DATASET:
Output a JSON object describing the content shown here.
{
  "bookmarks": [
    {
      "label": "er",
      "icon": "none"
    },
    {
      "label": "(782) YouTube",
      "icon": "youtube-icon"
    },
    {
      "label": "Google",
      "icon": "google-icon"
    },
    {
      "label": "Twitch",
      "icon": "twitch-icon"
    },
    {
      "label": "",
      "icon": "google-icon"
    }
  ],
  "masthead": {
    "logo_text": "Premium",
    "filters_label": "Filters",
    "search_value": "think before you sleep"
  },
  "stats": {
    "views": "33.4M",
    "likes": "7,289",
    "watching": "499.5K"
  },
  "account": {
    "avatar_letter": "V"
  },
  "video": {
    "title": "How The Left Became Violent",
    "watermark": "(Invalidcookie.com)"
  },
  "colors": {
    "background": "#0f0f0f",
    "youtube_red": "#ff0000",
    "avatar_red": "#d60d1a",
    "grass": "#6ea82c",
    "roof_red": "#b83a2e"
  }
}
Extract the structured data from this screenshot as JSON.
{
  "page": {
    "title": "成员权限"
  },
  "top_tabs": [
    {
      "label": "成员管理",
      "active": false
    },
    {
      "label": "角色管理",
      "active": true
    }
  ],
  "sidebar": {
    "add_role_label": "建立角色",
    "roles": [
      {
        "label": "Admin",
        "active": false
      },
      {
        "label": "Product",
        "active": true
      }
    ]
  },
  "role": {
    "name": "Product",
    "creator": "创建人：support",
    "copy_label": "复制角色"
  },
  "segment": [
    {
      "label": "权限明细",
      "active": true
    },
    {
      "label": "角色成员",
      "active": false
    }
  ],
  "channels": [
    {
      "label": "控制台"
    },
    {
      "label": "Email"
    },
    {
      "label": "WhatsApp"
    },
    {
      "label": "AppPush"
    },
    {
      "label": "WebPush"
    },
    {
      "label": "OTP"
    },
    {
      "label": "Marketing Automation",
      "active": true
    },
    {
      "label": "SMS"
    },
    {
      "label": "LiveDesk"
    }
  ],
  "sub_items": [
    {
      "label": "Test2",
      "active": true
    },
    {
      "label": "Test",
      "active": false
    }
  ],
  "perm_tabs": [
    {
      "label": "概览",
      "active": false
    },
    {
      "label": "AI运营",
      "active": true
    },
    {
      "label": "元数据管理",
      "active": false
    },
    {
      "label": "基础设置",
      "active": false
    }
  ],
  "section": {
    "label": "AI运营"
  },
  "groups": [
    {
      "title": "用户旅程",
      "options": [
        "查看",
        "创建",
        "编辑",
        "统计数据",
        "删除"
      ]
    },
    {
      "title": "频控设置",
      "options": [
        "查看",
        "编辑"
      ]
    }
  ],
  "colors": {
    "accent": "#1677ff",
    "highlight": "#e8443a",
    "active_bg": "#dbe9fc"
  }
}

WORK TO COMPLETE: Extract all the entries word for word.

SOLUTION TO THE EXERCISE:
Output a JSON object describing the content shown here.
{
  "bookmarks": [
    {
      "label": "er",
      "icon": "none"
    },
    {
      "label": "(782) YouTube",
      "icon": "youtube-icon"
    },
    {
      "label": "Google",
      "icon": "google-icon"
    },
    {
      "label": "Twitch",
      "icon": "twitch-icon"
    },
    {
      "label": "",
      "icon": "google-icon"
    }
  ],
  "masthead": {
    "logo_text": "Premium",
    "filters_label": "Filters",
    "search_value": "think before you sleep"
  },
  "stats": {
    "views": "33.4M",
    "likes": "7,289",
    "watching": "499.5K"
  },
  "account": {
    "avatar_letter": "V"
  },
  "video": {
    "title": "How The Left Became Violent",
    "watermark": "(Invalidcookie.com)"
  },
  "colors": {
    "background": "#0f0f0f",
    "youtube_red": "#ff0000",
    "avatar_red": "#d60d1a",
    "grass": "#6ea82c",
    "roof_red": "#b83a2e"
  }
}
Extract the structured data from this screenshot as JSON.
{
  "page": {
    "title": "成员权限"
  },
  "top_tabs": [
    {
      "label": "成员管理",
      "active": false
    },
    {
      "label": "角色管理",
      "active": true
    }
  ],
  "sidebar": {
    "add_role_label": "建立角色",
    "roles": [
      {
        "label": "Admin",
        "active": false
      },
      {
        "label": "Product",
        "active": true
      }
    ]
  },
  "role": {
    "name": "Product",
    "creator": "创建人：support",
    "copy_label": "复制角色"
  },
  "segment": [
    {
      "label": "权限明细",
      "active": true
    },
    {
      "label": "角色成员",
      "active": false
    }
  ],
  "channels": [
    {
      "label": "控制台"
    },
    {
      "label": "Email"
    },
    {
      "label": "WhatsApp"
    },
    {
      "label": "AppPush"
    },
    {
      "label": "WebPush"
    },
    {
      "label": "OTP"
    },
    {
      "label": "Marketing Automation",
      "active": true
    },
    {
      "label": "SMS"
    },
    {
      "label": "LiveDesk"
    }
  ],
  "sub_items": [
    {
      "label": "Test2",
      "active": true
    },
    {
      "label": "Test",
      "active": false
    }
  ],
  "perm_tabs": [
    {
      "label": "概览",
      "active": false
    },
    {
      "label": "AI运营",
      "active": true
    },
    {
      "label": "元数据管理",
      "active": false
    },
    {
      "label": "基础设置",
      "active": false
    }
  ],
  "section": {
    "label": "AI运营"
  },
  "groups": [
    {
      "title": "用户旅程",
      "options": [
        "查看",
        "创建",
        "编辑",
        "统计数据",
        "删除"
      ]
    },
    {
      "title": "频控设置",
      "options": [
        "查看",
        "编辑"
      ]
    }
  ],
  "colors": {
    "accent": "#1677ff",
    "highlight": "#e8443a",
    "active_bg": "#dbe9fc"
  }
}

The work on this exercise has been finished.